Problem to solve - Output every line exactly as written. Leave out pictures.

[Data items]

==============================

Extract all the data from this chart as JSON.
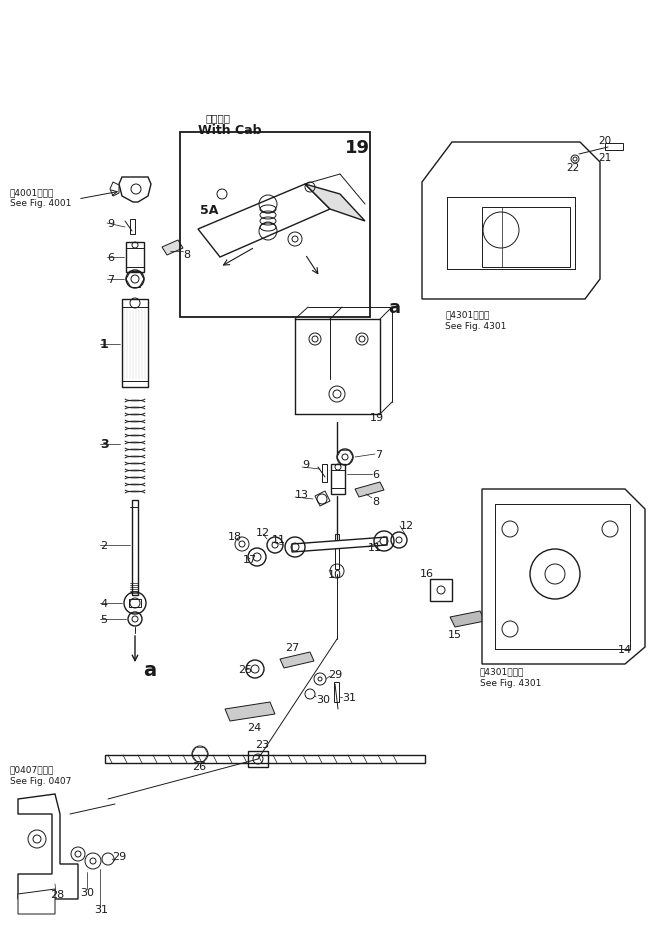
{
  "bg_color": "#ffffff",
  "line_color": "#1a1a1a",
  "fig_width": 6.71,
  "fig_height": 9.37,
  "labels": {
    "with_cab_jp": "キャブ付",
    "with_cab_en": "With Cab",
    "see_fig_4001_jp": "第4001図参照",
    "see_fig_4001_en": "See Fig. 4001",
    "see_fig_4301_jp1": "第4301図参照",
    "see_fig_4301_en1": "See Fig. 4301",
    "see_fig_4301_jp2": "第4301図参照",
    "see_fig_4301_en2": "See Fig. 4301",
    "see_fig_0407_jp": "第0407図参照",
    "see_fig_0407_en": "See Fig. 0407"
  }
}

==============================

Result -
Extract all the data from this chart as JSON.
{
  "bg_color": "#ffffff",
  "line_color": "#1a1a1a",
  "fig_width": 6.71,
  "fig_height": 9.37,
  "labels": {
    "with_cab_jp": "キャブ付",
    "with_cab_en": "With Cab",
    "see_fig_4001_jp": "第4001図参照",
    "see_fig_4001_en": "See Fig. 4001",
    "see_fig_4301_jp1": "第4301図参照",
    "see_fig_4301_en1": "See Fig. 4301",
    "see_fig_4301_jp2": "第4301図参照",
    "see_fig_4301_en2": "See Fig. 4301",
    "see_fig_0407_jp": "第0407図参照",
    "see_fig_0407_en": "See Fig. 0407"
  }
}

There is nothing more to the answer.